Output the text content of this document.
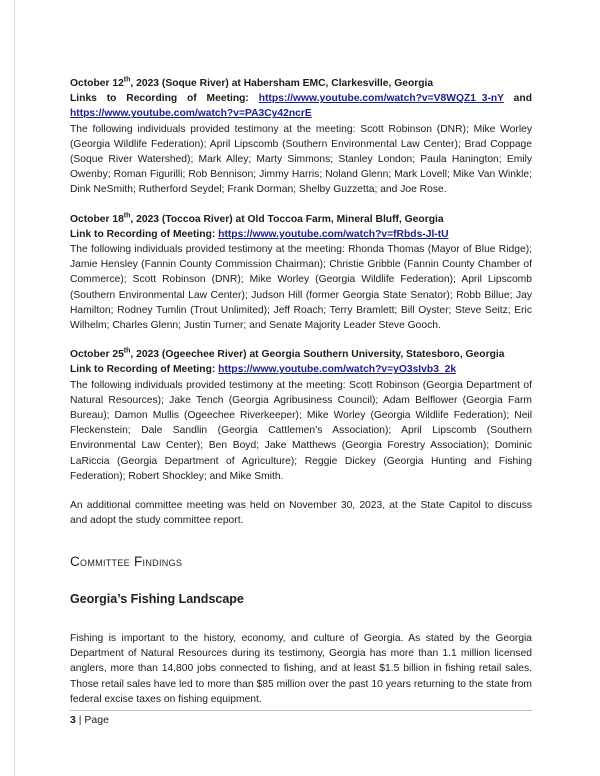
October 12th, 2023 (Soque River) at Habersham EMC, Clarkesville, Georgia
Links to Recording of Meeting: https://www.youtube.com/watch?v=V8WQZ1_3-nY and https://www.youtube.com/watch?v=PA3Cy42ncrE
The following individuals provided testimony at the meeting: Scott Robinson (DNR); Mike Worley (Georgia Wildlife Federation); April Lipscomb (Southern Environmental Law Center); Brad Coppage (Soque River Watershed); Mark Alley; Marty Simmons; Stanley London; Paula Hanington; Emily Owenby; Roman Figurilli; Rob Bennison; Jimmy Harris; Noland Glenn; Mark Lovell; Mike Van Winkle; Dink NeSmith; Rutherford Seydel; Frank Dorman; Shelby Guzzetta; and Joe Rose.
October 18th, 2023 (Toccoa River) at Old Toccoa Farm, Mineral Bluff, Georgia
Link to Recording of Meeting: https://www.youtube.com/watch?v=fRbds-Jl-tU
The following individuals provided testimony at the meeting: Rhonda Thomas (Mayor of Blue Ridge); Jamie Hensley (Fannin County Commission Chairman); Christie Gribble (Fannin County Chamber of Commerce); Scott Robinson (DNR); Mike Worley (Georgia Wildlife Federation); April Lipscomb (Southern Environmental Law Center); Judson Hill (former Georgia State Senator); Robb Billue; Jay Hamilton; Rodney Tumlin (Trout Unlimited); Jeff Roach; Terry Bramlett; Bill Oyster; Steve Seitz; Eric Wilhelm; Charles Glenn; Justin Turner; and Senate Majority Leader Steve Gooch.
October 25th, 2023 (Ogeechee River) at Georgia Southern University, Statesboro, Georgia
Link to Recording of Meeting: https://www.youtube.com/watch?v=yO3sIvb3_2k
The following individuals provided testimony at the meeting: Scott Robinson (Georgia Department of Natural Resources); Jake Tench (Georgia Agribusiness Council); Adam Belflower (Georgia Farm Bureau); Damon Mullis (Ogeechee Riverkeeper); Mike Worley (Georgia Wildlife Federation); Neil Fleckenstein; Dale Sandlin (Georgia Cattlemen’s Association); April Lipscomb (Southern Environmental Law Center); Ben Boyd; Jake Matthews (Georgia Forestry Association); Dominic LaRiccia (Georgia Department of Agriculture); Reggie Dickey (Georgia Hunting and Fishing Federation); Robert Shockley; and Mike Smith.
An additional committee meeting was held on November 30, 2023, at the State Capitol to discuss and adopt the study committee report.
Committee Findings
Georgia’s Fishing Landscape
Fishing is important to the history, economy, and culture of Georgia. As stated by the Georgia Department of Natural Resources during its testimony, Georgia has more than 1.1 million licensed anglers, more than 14,800 jobs connected to fishing, and at least $1.5 billion in fishing retail sales. Those retail sales have led to more than $85 million over the past 10 years returning to the state from federal excise taxes on fishing equipment.
3 | Page
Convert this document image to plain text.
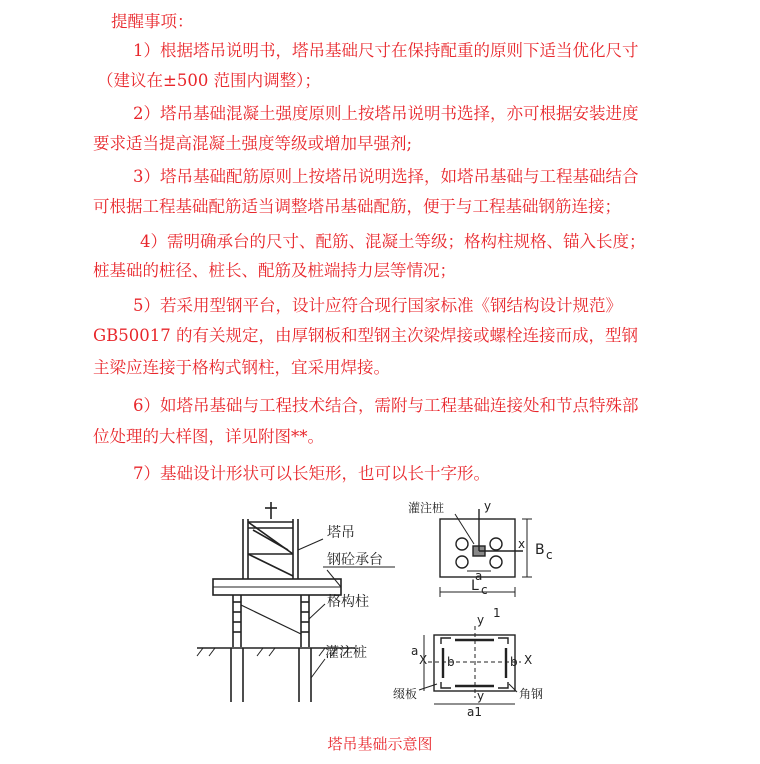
提醒事项：
1）根据塔吊说明书，塔吊基础尺寸在保持配重的原则下适当优化尺寸
（建议在±500 范围内调整）；
2）塔吊基础混凝土强度原则上按塔吊说明书选择，亦可根据安装进度
要求适当提高混凝土强度等级或增加早强剂;
3）塔吊基础配筋原则上按塔吊说明选择，如塔吊基础与工程基础结合
可根据工程基础配筋适当调整塔吊基础配筋，便于与工程基础钢筋连接；
4）需明确承台的尺寸、配筋、混凝土等级；格构柱规格、锚入长度；
桩基础的桩径、桩长、配筋及桩端持力层等情况；
5）若采用型钢平台，设计应符合现行国家标准《钢结构设计规范》
GB50017 的有关规定，由厚钢板和型钢主次梁焊接或螺栓连接而成，型钢
主梁应连接于格构式钢柱，宜采用焊接。
6）如塔吊基础与工程技术结合，需附与工程基础连接处和节点特殊部
位处理的大样图，详见附图**。
7）基础设计形状可以长矩形，也可以长十字形。
塔吊
钢砼承台
格构柱
灌注桩
灌注桩	y
x
a
B c
L c
X	X
y
y
1
b	b
a
a1
缀板	角钢
塔吊基础示意图
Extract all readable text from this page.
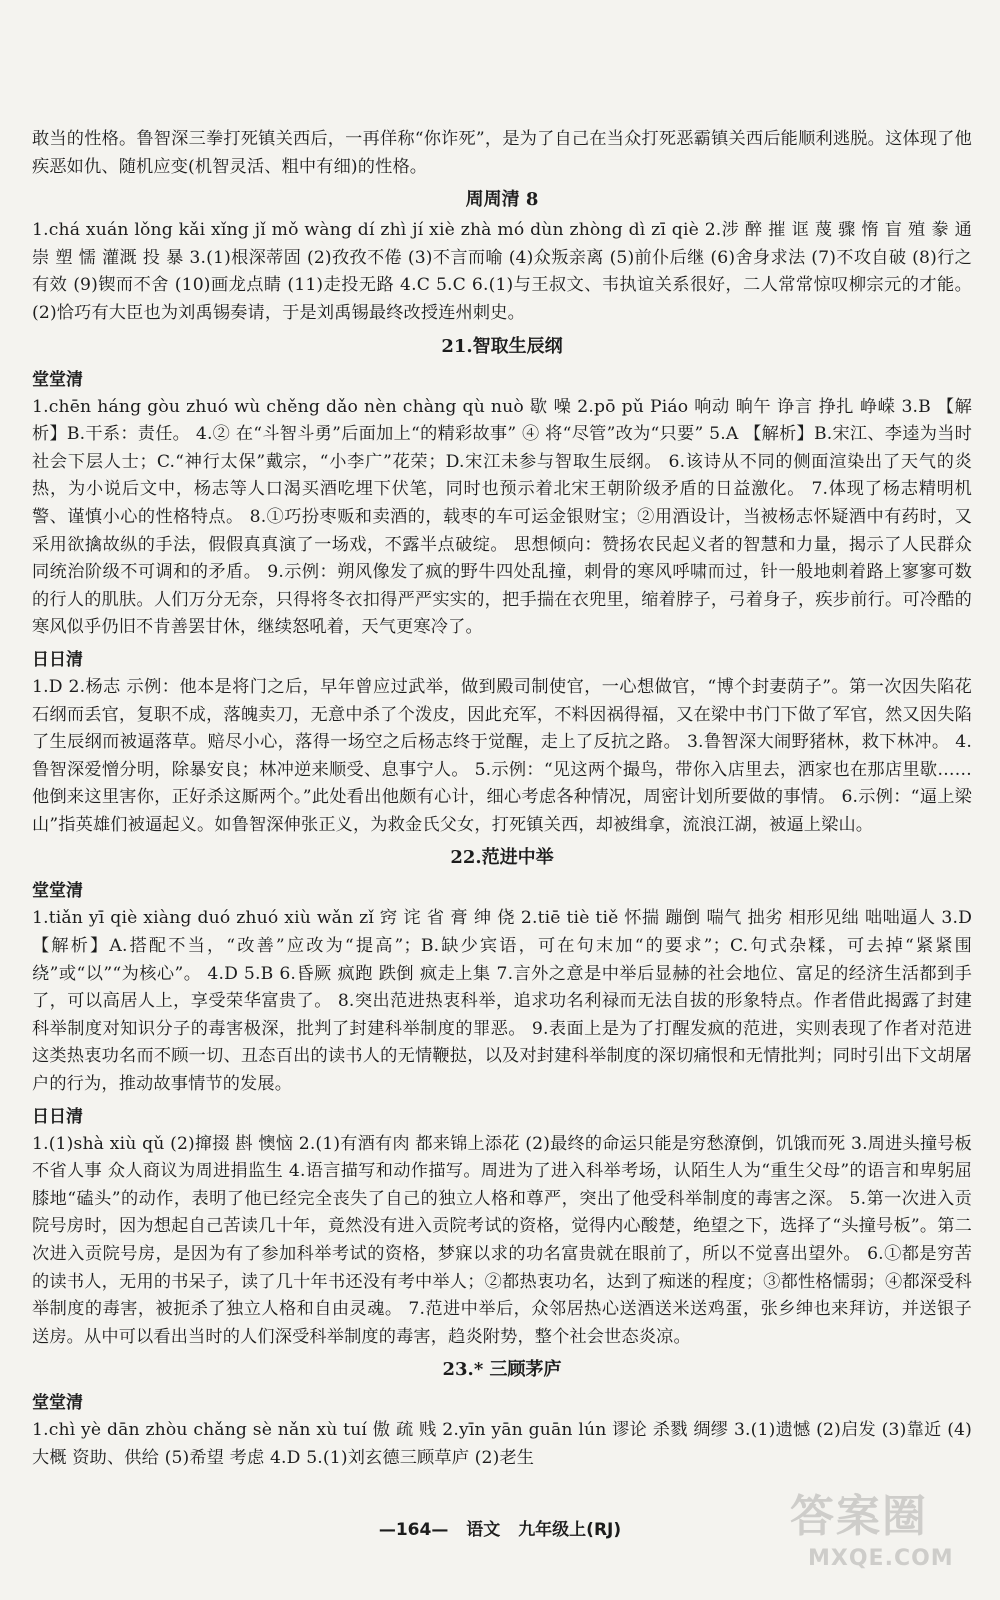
敢当的性格。鲁智深三拳打死镇关西后，一再佯称“你诈死”，是为了自己在当众打死恶霸镇关西后能顺利逃脱。这体现了他疾恶如仇、随机应变(机智灵活、粗中有细)的性格。

周周清 8

1.chá xuán lǒng kǎi xǐng jǐ mǒ wàng dí zhì jí xiè zhà mó dùn zhòng dì zī qiè 2.涉 醉 摧 诓 蔑 骤 惰 盲 殖 豢 通 崇 塑 懦 灌溉 投 暴 3.(1)根深蒂固 (2)孜孜不倦 (3)不言而喻 (4)众叛亲离 (5)前仆后继 (6)舍身求法 (7)不攻自破 (8)行之有效 (9)锲而不舍 (10)画龙点睛 (11)走投无路 4.C 5.C 6.(1)与王叔文、韦执谊关系很好，二人常常惊叹柳宗元的才能。 (2)恰巧有大臣也为刘禹锡奏请，于是刘禹锡最终改授连州刺史。

21.智取生辰纲
堂堂清

1.chēn háng gòu zhuó wù chěng dǎo nèn chàng qù nuò 歇 噪 2.pō pǔ Piáo 响动 晌午 诤言 挣扎 峥嵘 3.B 【解析】B.干系：责任。 4.② 在“斗智斗勇”后面加上“的精彩故事” ④ 将“尽管”改为“只要” 5.A 【解析】B.宋江、李逵为当时社会下层人士；C.“神行太保”戴宗，“小李广”花荣；D.宋江未参与智取生辰纲。 6.该诗从不同的侧面渲染出了天气的炎热，为小说后文中，杨志等人口渴买酒吃埋下伏笔，同时也预示着北宋王朝阶级矛盾的日益激化。 7.体现了杨志精明机警、谨慎小心的性格特点。 8.①巧扮枣贩和卖酒的，载枣的车可运金银财宝；②用酒设计，当被杨志怀疑酒中有药时，又采用欲擒故纵的手法，假假真真演了一场戏，不露半点破绽。 思想倾向：赞扬农民起义者的智慧和力量，揭示了人民群众同统治阶级不可调和的矛盾。 9.示例：朔风像发了疯的野牛四处乱撞，刺骨的寒风呼啸而过，针一般地刺着路上寥寥可数的行人的肌肤。人们万分无奈，只得将冬衣扣得严严实实的，把手揣在衣兜里，缩着脖子，弓着身子，疾步前行。可冷酷的寒风似乎仍旧不肯善罢甘休，继续怒吼着，天气更寒冷了。

日日清

1.D 2.杨志 示例：他本是将门之后，早年曾应过武举，做到殿司制使官，一心想做官，“博个封妻荫子”。第一次因失陷花石纲而丢官，复职不成，落魄卖刀，无意中杀了个泼皮，因此充军，不料因祸得福，又在梁中书门下做了军官，然又因失陷了生辰纲而被逼落草。赔尽小心，落得一场空之后杨志终于觉醒，走上了反抗之路。 3.鲁智深大闹野猪林，救下林冲。 4.鲁智深爱憎分明，除暴安良；林冲逆来顺受、息事宁人。 5.示例：“见这两个撮鸟，带你入店里去，洒家也在那店里歇……他倒来这里害你，正好杀这厮两个。”此处看出他颇有心计，细心考虑各种情况，周密计划所要做的事情。 6.示例：“逼上梁山”指英雄们被逼起义。如鲁智深伸张正义，为救金氏父女，打死镇关西，却被缉拿，流浪江湖，被逼上梁山。

22.范进中举
堂堂清

1.tiǎn yī qiè xiàng duó zhuó xiù wǎn zǐ 窍 诧 省 膏 绅 侥 2.tiē tiè tiě 怀揣 蹦倒 喘气 拙劣 相形见绌 咄咄逼人 3.D 【解析】A.搭配不当，“改善”应改为“提高”；B.缺少宾语，可在句末加“的要求”；C.句式杂糅，可去掉“紧紧围绕”或“以”“为核心”。 4.D 5.B 6.昏厥 疯跑 跌倒 疯走上集 7.言外之意是中举后显赫的社会地位、富足的经济生活都到手了，可以高居人上，享受荣华富贵了。 8.突出范进热衷科举，追求功名利禄而无法自拔的形象特点。作者借此揭露了封建科举制度对知识分子的毒害极深，批判了封建科举制度的罪恶。 9.表面上是为了打醒发疯的范进，实则表现了作者对范进这类热衷功名而不顾一切、丑态百出的读书人的无情鞭挞，以及对封建科举制度的深切痛恨和无情批判；同时引出下文胡屠户的行为，推动故事情节的发展。

日日清

1.(1)shà xiù qǔ (2)撺掇 斟 懊恼 2.(1)有酒有肉 都来锦上添花 (2)最终的命运只能是穷愁潦倒，饥饿而死 3.周进头撞号板不省人事 众人商议为周进捐监生 4.语言描写和动作描写。周进为了进入科举考场，认陌生人为“重生父母”的语言和卑躬屈膝地“磕头”的动作，表明了他已经完全丧失了自己的独立人格和尊严，突出了他受科举制度的毒害之深。 5.第一次进入贡院号房时，因为想起自己苦读几十年，竟然没有进入贡院考试的资格，觉得内心酸楚，绝望之下，选择了“头撞号板”。第二次进入贡院号房，是因为有了参加科举考试的资格，梦寐以求的功名富贵就在眼前了，所以不觉喜出望外。 6.①都是穷苦的读书人，无用的书呆子，读了几十年书还没有考中举人；②都热衷功名，达到了痴迷的程度；③都性格懦弱；④都深受科举制度的毒害，被扼杀了独立人格和自由灵魂。 7.范进中举后，众邻居热心送酒送米送鸡蛋，张乡绅也来拜访，并送银子送房。从中可以看出当时的人们深受科举制度的毒害，趋炎附势，整个社会世态炎凉。

23.* 三顾茅庐
堂堂清

1.chì yè dān zhòu chǎng sè nǎn xù tuí 傲 疏 贱 2.yīn yān guān lún 谬论 杀戮 绸缪 3.(1)遗憾 (2)启发 (3)靠近 (4)大概 资助、供给 (5)希望 考虑 4.D 5.(1)刘玄德三顾草庐 (2)老生

—164— 语文 九年级上(RJ)	答案圈
MXQE.COM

◆ OBJECTIVE:
Across the material above, how many lines include the string "document"? Only the number is wanted.

◆ THE COMPLETED TASK:
2